TASK DIRECTIONS >>
Would you copy out every one of the entries below, character for character, with nothing changed, added or left out?

RECORDS >>

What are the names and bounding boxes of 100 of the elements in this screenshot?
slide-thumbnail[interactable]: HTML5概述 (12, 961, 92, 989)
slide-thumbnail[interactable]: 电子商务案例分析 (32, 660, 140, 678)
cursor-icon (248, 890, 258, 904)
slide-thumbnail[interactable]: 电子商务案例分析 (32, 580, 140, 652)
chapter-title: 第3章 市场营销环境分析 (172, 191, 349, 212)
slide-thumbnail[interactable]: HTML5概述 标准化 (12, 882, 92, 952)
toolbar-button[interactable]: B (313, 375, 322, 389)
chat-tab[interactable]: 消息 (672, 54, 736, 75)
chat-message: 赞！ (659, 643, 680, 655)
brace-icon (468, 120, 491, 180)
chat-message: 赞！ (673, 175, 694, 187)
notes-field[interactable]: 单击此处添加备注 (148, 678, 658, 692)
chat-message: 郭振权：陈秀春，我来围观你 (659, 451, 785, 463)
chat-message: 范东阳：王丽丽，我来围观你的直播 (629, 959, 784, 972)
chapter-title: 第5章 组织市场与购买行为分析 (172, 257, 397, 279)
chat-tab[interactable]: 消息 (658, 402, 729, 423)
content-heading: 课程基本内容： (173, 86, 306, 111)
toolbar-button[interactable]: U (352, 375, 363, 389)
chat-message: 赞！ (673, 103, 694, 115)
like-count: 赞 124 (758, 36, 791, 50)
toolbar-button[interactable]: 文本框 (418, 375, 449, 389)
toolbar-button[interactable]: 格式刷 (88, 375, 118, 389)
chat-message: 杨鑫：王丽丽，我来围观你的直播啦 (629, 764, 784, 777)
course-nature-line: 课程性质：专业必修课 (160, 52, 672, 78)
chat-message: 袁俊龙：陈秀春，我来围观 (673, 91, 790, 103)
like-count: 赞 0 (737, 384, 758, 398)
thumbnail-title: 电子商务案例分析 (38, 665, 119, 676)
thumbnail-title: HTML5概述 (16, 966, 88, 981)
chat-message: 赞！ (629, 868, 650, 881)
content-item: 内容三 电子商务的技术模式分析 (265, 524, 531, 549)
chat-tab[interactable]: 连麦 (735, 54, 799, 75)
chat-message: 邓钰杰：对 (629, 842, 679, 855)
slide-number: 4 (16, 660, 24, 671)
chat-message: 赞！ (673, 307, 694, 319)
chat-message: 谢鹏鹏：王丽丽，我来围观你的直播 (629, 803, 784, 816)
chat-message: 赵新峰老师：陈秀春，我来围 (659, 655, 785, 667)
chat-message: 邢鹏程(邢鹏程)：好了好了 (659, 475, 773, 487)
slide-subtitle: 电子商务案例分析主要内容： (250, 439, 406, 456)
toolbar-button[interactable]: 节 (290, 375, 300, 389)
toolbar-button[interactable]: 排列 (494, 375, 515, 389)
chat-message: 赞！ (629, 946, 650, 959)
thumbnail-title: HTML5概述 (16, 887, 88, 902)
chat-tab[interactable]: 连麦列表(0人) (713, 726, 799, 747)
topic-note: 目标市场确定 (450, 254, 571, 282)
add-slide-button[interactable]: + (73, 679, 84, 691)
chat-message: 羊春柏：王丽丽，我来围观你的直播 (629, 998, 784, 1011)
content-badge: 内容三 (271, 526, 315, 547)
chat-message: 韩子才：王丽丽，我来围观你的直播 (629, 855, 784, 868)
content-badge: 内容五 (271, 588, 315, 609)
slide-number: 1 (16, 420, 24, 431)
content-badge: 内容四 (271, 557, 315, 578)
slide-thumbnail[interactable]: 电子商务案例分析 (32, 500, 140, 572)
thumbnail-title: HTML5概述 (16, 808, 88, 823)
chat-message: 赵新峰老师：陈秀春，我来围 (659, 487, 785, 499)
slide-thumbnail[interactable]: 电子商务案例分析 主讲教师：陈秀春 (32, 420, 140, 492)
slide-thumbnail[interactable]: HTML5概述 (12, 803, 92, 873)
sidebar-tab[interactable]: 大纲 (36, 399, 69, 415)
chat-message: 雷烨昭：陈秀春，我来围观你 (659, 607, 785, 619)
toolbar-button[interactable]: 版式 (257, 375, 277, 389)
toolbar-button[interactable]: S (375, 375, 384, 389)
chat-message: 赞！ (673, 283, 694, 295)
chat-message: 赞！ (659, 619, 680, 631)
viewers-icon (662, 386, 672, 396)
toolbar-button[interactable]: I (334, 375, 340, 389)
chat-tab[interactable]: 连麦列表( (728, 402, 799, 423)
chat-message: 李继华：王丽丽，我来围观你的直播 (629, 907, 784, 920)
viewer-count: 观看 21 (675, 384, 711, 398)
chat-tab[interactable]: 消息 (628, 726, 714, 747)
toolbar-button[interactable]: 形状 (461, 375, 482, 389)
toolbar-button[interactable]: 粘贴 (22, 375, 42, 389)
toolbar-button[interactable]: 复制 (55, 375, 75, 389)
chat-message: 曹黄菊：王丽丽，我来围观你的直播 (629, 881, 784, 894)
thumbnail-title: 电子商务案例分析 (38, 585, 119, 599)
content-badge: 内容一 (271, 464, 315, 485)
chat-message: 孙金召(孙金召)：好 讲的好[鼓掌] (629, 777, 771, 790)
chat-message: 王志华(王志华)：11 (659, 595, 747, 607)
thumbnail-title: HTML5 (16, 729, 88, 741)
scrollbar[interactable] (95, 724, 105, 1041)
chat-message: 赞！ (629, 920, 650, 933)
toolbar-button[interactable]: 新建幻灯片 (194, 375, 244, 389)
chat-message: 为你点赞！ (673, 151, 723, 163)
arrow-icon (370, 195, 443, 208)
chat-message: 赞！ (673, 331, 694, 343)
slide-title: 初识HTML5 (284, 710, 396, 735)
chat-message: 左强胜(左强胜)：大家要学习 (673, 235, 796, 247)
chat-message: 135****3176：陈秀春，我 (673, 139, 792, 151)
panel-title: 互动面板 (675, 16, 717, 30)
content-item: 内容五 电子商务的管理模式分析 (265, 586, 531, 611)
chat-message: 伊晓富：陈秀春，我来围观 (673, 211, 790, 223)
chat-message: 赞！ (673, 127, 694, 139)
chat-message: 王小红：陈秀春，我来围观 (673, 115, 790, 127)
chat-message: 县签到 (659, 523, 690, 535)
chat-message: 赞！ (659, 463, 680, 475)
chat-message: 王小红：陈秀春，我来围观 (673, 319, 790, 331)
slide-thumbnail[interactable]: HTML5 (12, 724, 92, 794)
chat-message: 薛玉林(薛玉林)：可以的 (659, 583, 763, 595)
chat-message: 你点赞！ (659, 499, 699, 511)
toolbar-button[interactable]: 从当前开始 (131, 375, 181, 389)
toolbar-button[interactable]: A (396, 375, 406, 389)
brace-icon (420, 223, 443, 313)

EXERCISE RESPONSE >>
What are the names and bounding boxes of 100 of the elements in this screenshot?
slide-thumbnail[interactable]: HTML5概述 (12, 961, 92, 989)
slide-thumbnail[interactable]: 电子商务案例分析 (32, 660, 140, 678)
cursor-icon (248, 890, 258, 904)
slide-thumbnail[interactable]: 电子商务案例分析 (32, 580, 140, 652)
chapter-title: 第3章 市场营销环境分析 (172, 191, 349, 212)
slide-thumbnail[interactable]: HTML5概述 标准化 (12, 882, 92, 952)
toolbar-button[interactable]: B (313, 375, 322, 389)
chat-tab[interactable]: 消息 (672, 54, 736, 75)
chat-message: 赞！ (659, 643, 680, 655)
brace-icon (468, 120, 491, 180)
chat-message: 赞！ (673, 175, 694, 187)
notes-field[interactable]: 单击此处添加备注 (148, 678, 658, 692)
chat-message: 郭振权：陈秀春，我来围观你 (659, 451, 785, 463)
chat-message: 范东阳：王丽丽，我来围观你的直播 (629, 959, 784, 972)
chapter-title: 第5章 组织市场与购买行为分析 (172, 257, 397, 279)
chat-tab[interactable]: 消息 (658, 402, 729, 423)
content-heading: 课程基本内容： (173, 86, 306, 111)
toolbar-button[interactable]: U (352, 375, 363, 389)
chat-message: 赞！ (673, 103, 694, 115)
like-count: 赞 124 (758, 36, 791, 50)
toolbar-button[interactable]: 文本框 (418, 375, 449, 389)
toolbar-button[interactable]: 格式刷 (88, 375, 118, 389)
chat-message: 杨鑫：王丽丽，我来围观你的直播啦 (629, 764, 784, 777)
course-nature-line: 课程性质：专业必修课 (160, 52, 672, 78)
chat-message: 袁俊龙：陈秀春，我来围观 (673, 91, 790, 103)
like-count: 赞 0 (737, 384, 758, 398)
thumbnail-title: 电子商务案例分析 (38, 665, 119, 676)
thumbnail-title: HTML5概述 (16, 966, 88, 981)
chat-message: 赞！ (629, 868, 650, 881)
content-item: 内容三 电子商务的技术模式分析 (265, 524, 531, 549)
chat-tab[interactable]: 连麦 (735, 54, 799, 75)
chat-message: 邓钰杰：对 (629, 842, 679, 855)
slide-number: 4 (16, 660, 24, 671)
chat-message: 赞！ (673, 307, 694, 319)
chat-message: 谢鹏鹏：王丽丽，我来围观你的直播 (629, 803, 784, 816)
chat-message: 赵新峰老师：陈秀春，我来围 (659, 655, 785, 667)
chat-message: 邢鹏程(邢鹏程)：好了好了 (659, 475, 773, 487)
slide-subtitle: 电子商务案例分析主要内容： (250, 439, 406, 456)
toolbar-button[interactable]: 节 (290, 375, 300, 389)
toolbar-button[interactable]: 排列 (494, 375, 515, 389)
chat-message: 赞！ (629, 946, 650, 959)
thumbnail-title: HTML5概述 (16, 887, 88, 902)
chat-tab[interactable]: 连麦列表(0人) (713, 726, 799, 747)
topic-note: 目标市场确定 (450, 254, 571, 282)
add-slide-button[interactable]: + (73, 679, 84, 691)
chat-message: 羊春柏：王丽丽，我来围观你的直播 (629, 998, 784, 1011)
content-badge: 内容三 (271, 526, 315, 547)
chat-message: 韩子才：王丽丽，我来围观你的直播 (629, 855, 784, 868)
content-badge: 内容五 (271, 588, 315, 609)
slide-number: 1 (16, 420, 24, 431)
content-badge: 内容四 (271, 557, 315, 578)
slide-thumbnail[interactable]: 电子商务案例分析 (32, 500, 140, 572)
thumbnail-title: HTML5概述 (16, 808, 88, 823)
chat-message: 赵新峰老师：陈秀春，我来围 (659, 487, 785, 499)
slide-thumbnail[interactable]: 电子商务案例分析 主讲教师：陈秀春 (32, 420, 140, 492)
slide-thumbnail[interactable]: HTML5概述 (12, 803, 92, 873)
sidebar-tab[interactable]: 大纲 (36, 399, 69, 415)
chat-message: 雷烨昭：陈秀春，我来围观你 (659, 607, 785, 619)
toolbar-button[interactable]: 版式 (257, 375, 277, 389)
toolbar-button[interactable]: S (375, 375, 384, 389)
chat-message: 赞！ (673, 283, 694, 295)
chat-message: 赞！ (659, 619, 680, 631)
viewers-icon (662, 386, 672, 396)
toolbar-button[interactable]: I (334, 375, 340, 389)
chat-tab[interactable]: 连麦列表( (728, 402, 799, 423)
chat-message: 李继华：王丽丽，我来围观你的直播 (629, 907, 784, 920)
viewer-count: 观看 21 (675, 384, 711, 398)
chat-tab[interactable]: 消息 (628, 726, 714, 747)
toolbar-button[interactable]: 形状 (461, 375, 482, 389)
toolbar-button[interactable]: 粘贴 (22, 375, 42, 389)
toolbar-button[interactable]: 复制 (55, 375, 75, 389)
chat-message: 曹黄菊：王丽丽，我来围观你的直播 (629, 881, 784, 894)
thumbnail-title: 电子商务案例分析 (38, 585, 119, 599)
content-badge: 内容一 (271, 464, 315, 485)
chat-message: 孙金召(孙金召)：好 讲的好[鼓掌] (629, 777, 771, 790)
chat-message: 王志华(王志华)：11 (659, 595, 747, 607)
thumbnail-title: HTML5 (16, 729, 88, 741)
scrollbar[interactable] (95, 724, 105, 1041)
chat-message: 赞！ (629, 920, 650, 933)
toolbar-button[interactable]: 新建幻灯片 (194, 375, 244, 389)
chat-message: 为你点赞！ (673, 151, 723, 163)
arrow-icon (370, 195, 443, 208)
chat-message: 赞！ (673, 331, 694, 343)
slide-title: 初识HTML5 (284, 710, 396, 735)
chat-message: 左强胜(左强胜)：大家要学习 (673, 235, 796, 247)
chat-message: 135****3176：陈秀春，我 (673, 139, 792, 151)
panel-title: 互动面板 (675, 16, 717, 30)
content-item: 内容五 电子商务的管理模式分析 (265, 586, 531, 611)
chat-message: 伊晓富：陈秀春，我来围观 (673, 211, 790, 223)
chat-message: 赞！ (673, 127, 694, 139)
chat-message: 王小红：陈秀春，我来围观 (673, 115, 790, 127)
chat-message: 县签到 (659, 523, 690, 535)
chat-message: 赞！ (659, 463, 680, 475)
chat-message: 王小红：陈秀春，我来围观 (673, 319, 790, 331)
slide-thumbnail[interactable]: HTML5 (12, 724, 92, 794)
chat-message: 薛玉林(薛玉林)：可以的 (659, 583, 763, 595)
chat-message: 你点赞！ (659, 499, 699, 511)
toolbar-button[interactable]: 从当前开始 (131, 375, 181, 389)
toolbar-button[interactable]: A (396, 375, 406, 389)
brace-icon (420, 223, 443, 313)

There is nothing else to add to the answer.